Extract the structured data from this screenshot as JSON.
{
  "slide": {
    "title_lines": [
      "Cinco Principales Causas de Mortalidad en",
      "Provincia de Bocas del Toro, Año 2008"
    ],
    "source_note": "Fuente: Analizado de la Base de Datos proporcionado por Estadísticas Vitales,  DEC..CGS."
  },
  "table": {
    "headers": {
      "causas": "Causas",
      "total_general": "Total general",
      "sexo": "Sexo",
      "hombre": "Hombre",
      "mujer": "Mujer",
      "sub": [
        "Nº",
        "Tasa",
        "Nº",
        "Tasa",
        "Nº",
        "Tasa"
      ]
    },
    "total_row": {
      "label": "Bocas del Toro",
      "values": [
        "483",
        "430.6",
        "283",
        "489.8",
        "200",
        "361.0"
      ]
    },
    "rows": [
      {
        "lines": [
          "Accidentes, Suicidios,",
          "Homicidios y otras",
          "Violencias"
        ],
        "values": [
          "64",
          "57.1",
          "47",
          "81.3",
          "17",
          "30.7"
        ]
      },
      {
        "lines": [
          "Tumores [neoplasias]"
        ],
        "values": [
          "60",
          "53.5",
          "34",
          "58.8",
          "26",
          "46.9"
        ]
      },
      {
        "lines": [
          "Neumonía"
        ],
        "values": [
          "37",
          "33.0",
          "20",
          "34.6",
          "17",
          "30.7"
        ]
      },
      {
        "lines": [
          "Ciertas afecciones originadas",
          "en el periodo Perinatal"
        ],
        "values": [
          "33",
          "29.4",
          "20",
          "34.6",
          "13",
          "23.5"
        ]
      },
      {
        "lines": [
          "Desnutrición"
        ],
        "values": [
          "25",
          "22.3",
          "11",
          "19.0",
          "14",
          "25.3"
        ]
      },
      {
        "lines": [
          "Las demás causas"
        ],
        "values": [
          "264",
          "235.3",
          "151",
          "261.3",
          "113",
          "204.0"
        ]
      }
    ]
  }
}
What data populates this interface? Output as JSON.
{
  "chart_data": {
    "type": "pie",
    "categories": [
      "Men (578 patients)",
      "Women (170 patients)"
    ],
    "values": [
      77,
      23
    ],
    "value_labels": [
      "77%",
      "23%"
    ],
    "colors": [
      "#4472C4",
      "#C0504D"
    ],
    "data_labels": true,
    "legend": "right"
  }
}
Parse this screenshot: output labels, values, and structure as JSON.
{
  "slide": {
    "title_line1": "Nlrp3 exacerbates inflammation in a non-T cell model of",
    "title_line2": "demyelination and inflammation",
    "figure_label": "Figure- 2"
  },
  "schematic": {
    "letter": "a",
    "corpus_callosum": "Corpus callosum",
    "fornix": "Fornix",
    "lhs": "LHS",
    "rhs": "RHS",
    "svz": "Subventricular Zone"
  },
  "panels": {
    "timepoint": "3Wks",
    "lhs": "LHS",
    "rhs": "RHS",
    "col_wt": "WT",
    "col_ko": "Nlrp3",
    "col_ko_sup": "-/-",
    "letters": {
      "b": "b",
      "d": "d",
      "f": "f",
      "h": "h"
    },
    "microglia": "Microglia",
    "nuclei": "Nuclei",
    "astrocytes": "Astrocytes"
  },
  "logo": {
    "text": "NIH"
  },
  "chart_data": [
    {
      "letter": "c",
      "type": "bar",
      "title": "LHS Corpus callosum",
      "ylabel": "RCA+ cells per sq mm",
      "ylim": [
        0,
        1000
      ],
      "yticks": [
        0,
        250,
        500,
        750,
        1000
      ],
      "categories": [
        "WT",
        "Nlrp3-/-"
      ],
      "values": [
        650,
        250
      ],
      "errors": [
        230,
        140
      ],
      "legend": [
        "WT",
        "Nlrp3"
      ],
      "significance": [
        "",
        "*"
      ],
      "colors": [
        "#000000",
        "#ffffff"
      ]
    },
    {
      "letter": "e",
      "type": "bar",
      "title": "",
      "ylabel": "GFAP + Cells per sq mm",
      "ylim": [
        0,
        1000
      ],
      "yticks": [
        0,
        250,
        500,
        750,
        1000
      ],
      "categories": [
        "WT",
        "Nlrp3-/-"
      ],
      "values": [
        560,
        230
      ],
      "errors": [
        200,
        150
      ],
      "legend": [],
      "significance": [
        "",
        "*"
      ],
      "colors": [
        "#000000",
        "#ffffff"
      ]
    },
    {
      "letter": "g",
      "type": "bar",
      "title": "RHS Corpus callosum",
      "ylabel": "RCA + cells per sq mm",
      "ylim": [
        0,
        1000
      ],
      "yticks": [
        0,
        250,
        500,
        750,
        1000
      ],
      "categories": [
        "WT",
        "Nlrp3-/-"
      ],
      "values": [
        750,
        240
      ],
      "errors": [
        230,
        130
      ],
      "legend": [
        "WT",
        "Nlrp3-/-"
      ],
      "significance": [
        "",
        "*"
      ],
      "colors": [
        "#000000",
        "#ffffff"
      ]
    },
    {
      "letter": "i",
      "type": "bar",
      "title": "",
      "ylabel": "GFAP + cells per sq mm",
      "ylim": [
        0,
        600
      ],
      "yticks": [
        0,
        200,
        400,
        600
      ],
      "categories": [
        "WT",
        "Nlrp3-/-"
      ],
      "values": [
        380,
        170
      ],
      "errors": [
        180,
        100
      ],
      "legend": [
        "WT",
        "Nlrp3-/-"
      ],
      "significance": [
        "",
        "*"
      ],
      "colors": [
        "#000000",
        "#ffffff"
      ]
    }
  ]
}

● ● ● ●

What is required – Extract, word for word, each line of the listing above.

Exercise answer –
Extract the structured data from this screenshot as JSON.
{
  "slide": {
    "title_lines": [
      "Cinco Principales Causas de Mortalidad en",
      "Provincia de Bocas del Toro, Año 2008"
    ],
    "source_note": "Fuente: Analizado de la Base de Datos proporcionado por Estadísticas Vitales,  DEC..CGS."
  },
  "table": {
    "headers": {
      "causas": "Causas",
      "total_general": "Total general",
      "sexo": "Sexo",
      "hombre": "Hombre",
      "mujer": "Mujer",
      "sub": [
        "Nº",
        "Tasa",
        "Nº",
        "Tasa",
        "Nº",
        "Tasa"
      ]
    },
    "total_row": {
      "label": "Bocas del Toro",
      "values": [
        "483",
        "430.6",
        "283",
        "489.8",
        "200",
        "361.0"
      ]
    },
    "rows": [
      {
        "lines": [
          "Accidentes, Suicidios,",
          "Homicidios y otras",
          "Violencias"
        ],
        "values": [
          "64",
          "57.1",
          "47",
          "81.3",
          "17",
          "30.7"
        ]
      },
      {
        "lines": [
          "Tumores [neoplasias]"
        ],
        "values": [
          "60",
          "53.5",
          "34",
          "58.8",
          "26",
          "46.9"
        ]
      },
      {
        "lines": [
          "Neumonía"
        ],
        "values": [
          "37",
          "33.0",
          "20",
          "34.6",
          "17",
          "30.7"
        ]
      },
      {
        "lines": [
          "Ciertas afecciones originadas",
          "en el periodo Perinatal"
        ],
        "values": [
          "33",
          "29.4",
          "20",
          "34.6",
          "13",
          "23.5"
        ]
      },
      {
        "lines": [
          "Desnutrición"
        ],
        "values": [
          "25",
          "22.3",
          "11",
          "19.0",
          "14",
          "25.3"
        ]
      },
      {
        "lines": [
          "Las demás causas"
        ],
        "values": [
          "264",
          "235.3",
          "151",
          "261.3",
          "113",
          "204.0"
        ]
      }
    ]
  }
}
What data populates this interface? Output as JSON.
{
  "chart_data": {
    "type": "pie",
    "categories": [
      "Men (578 patients)",
      "Women (170 patients)"
    ],
    "values": [
      77,
      23
    ],
    "value_labels": [
      "77%",
      "23%"
    ],
    "colors": [
      "#4472C4",
      "#C0504D"
    ],
    "data_labels": true,
    "legend": "right"
  }
}
Parse this screenshot: output labels, values, and structure as JSON.
{
  "slide": {
    "title_line1": "Nlrp3 exacerbates inflammation in a non-T cell model of",
    "title_line2": "demyelination and inflammation",
    "figure_label": "Figure- 2"
  },
  "schematic": {
    "letter": "a",
    "corpus_callosum": "Corpus callosum",
    "fornix": "Fornix",
    "lhs": "LHS",
    "rhs": "RHS",
    "svz": "Subventricular Zone"
  },
  "panels": {
    "timepoint": "3Wks",
    "lhs": "LHS",
    "rhs": "RHS",
    "col_wt": "WT",
    "col_ko": "Nlrp3",
    "col_ko_sup": "-/-",
    "letters": {
      "b": "b",
      "d": "d",
      "f": "f",
      "h": "h"
    },
    "microglia": "Microglia",
    "nuclei": "Nuclei",
    "astrocytes": "Astrocytes"
  },
  "logo": {
    "text": "NIH"
  },
  "chart_data": [
    {
      "letter": "c",
      "type": "bar",
      "title": "LHS Corpus callosum",
      "ylabel": "RCA+ cells per sq mm",
      "ylim": [
        0,
        1000
      ],
      "yticks": [
        0,
        250,
        500,
        750,
        1000
      ],
      "categories": [
        "WT",
        "Nlrp3-/-"
      ],
      "values": [
        650,
        250
      ],
      "errors": [
        230,
        140
      ],
      "legend": [
        "WT",
        "Nlrp3"
      ],
      "significance": [
        "",
        "*"
      ],
      "colors": [
        "#000000",
        "#ffffff"
      ]
    },
    {
      "letter": "e",
      "type": "bar",
      "title": "",
      "ylabel": "GFAP + Cells per sq mm",
      "ylim": [
        0,
        1000
      ],
      "yticks": [
        0,
        250,
        500,
        750,
        1000
      ],
      "categories": [
        "WT",
        "Nlrp3-/-"
      ],
      "values": [
        560,
        230
      ],
      "errors": [
        200,
        150
      ],
      "legend": [],
      "significance": [
        "",
        "*"
      ],
      "colors": [
        "#000000",
        "#ffffff"
      ]
    },
    {
      "letter": "g",
      "type": "bar",
      "title": "RHS Corpus callosum",
      "ylabel": "RCA + cells per sq mm",
      "ylim": [
        0,
        1000
      ],
      "yticks": [
        0,
        250,
        500,
        750,
        1000
      ],
      "categories": [
        "WT",
        "Nlrp3-/-"
      ],
      "values": [
        750,
        240
      ],
      "errors": [
        230,
        130
      ],
      "legend": [
        "WT",
        "Nlrp3-/-"
      ],
      "significance": [
        "",
        "*"
      ],
      "colors": [
        "#000000",
        "#ffffff"
      ]
    },
    {
      "letter": "i",
      "type": "bar",
      "title": "",
      "ylabel": "GFAP + cells per sq mm",
      "ylim": [
        0,
        600
      ],
      "yticks": [
        0,
        200,
        400,
        600
      ],
      "categories": [
        "WT",
        "Nlrp3-/-"
      ],
      "values": [
        380,
        170
      ],
      "errors": [
        180,
        100
      ],
      "legend": [
        "WT",
        "Nlrp3-/-"
      ],
      "significance": [
        "",
        "*"
      ],
      "colors": [
        "#000000",
        "#ffffff"
      ]
    }
  ]
}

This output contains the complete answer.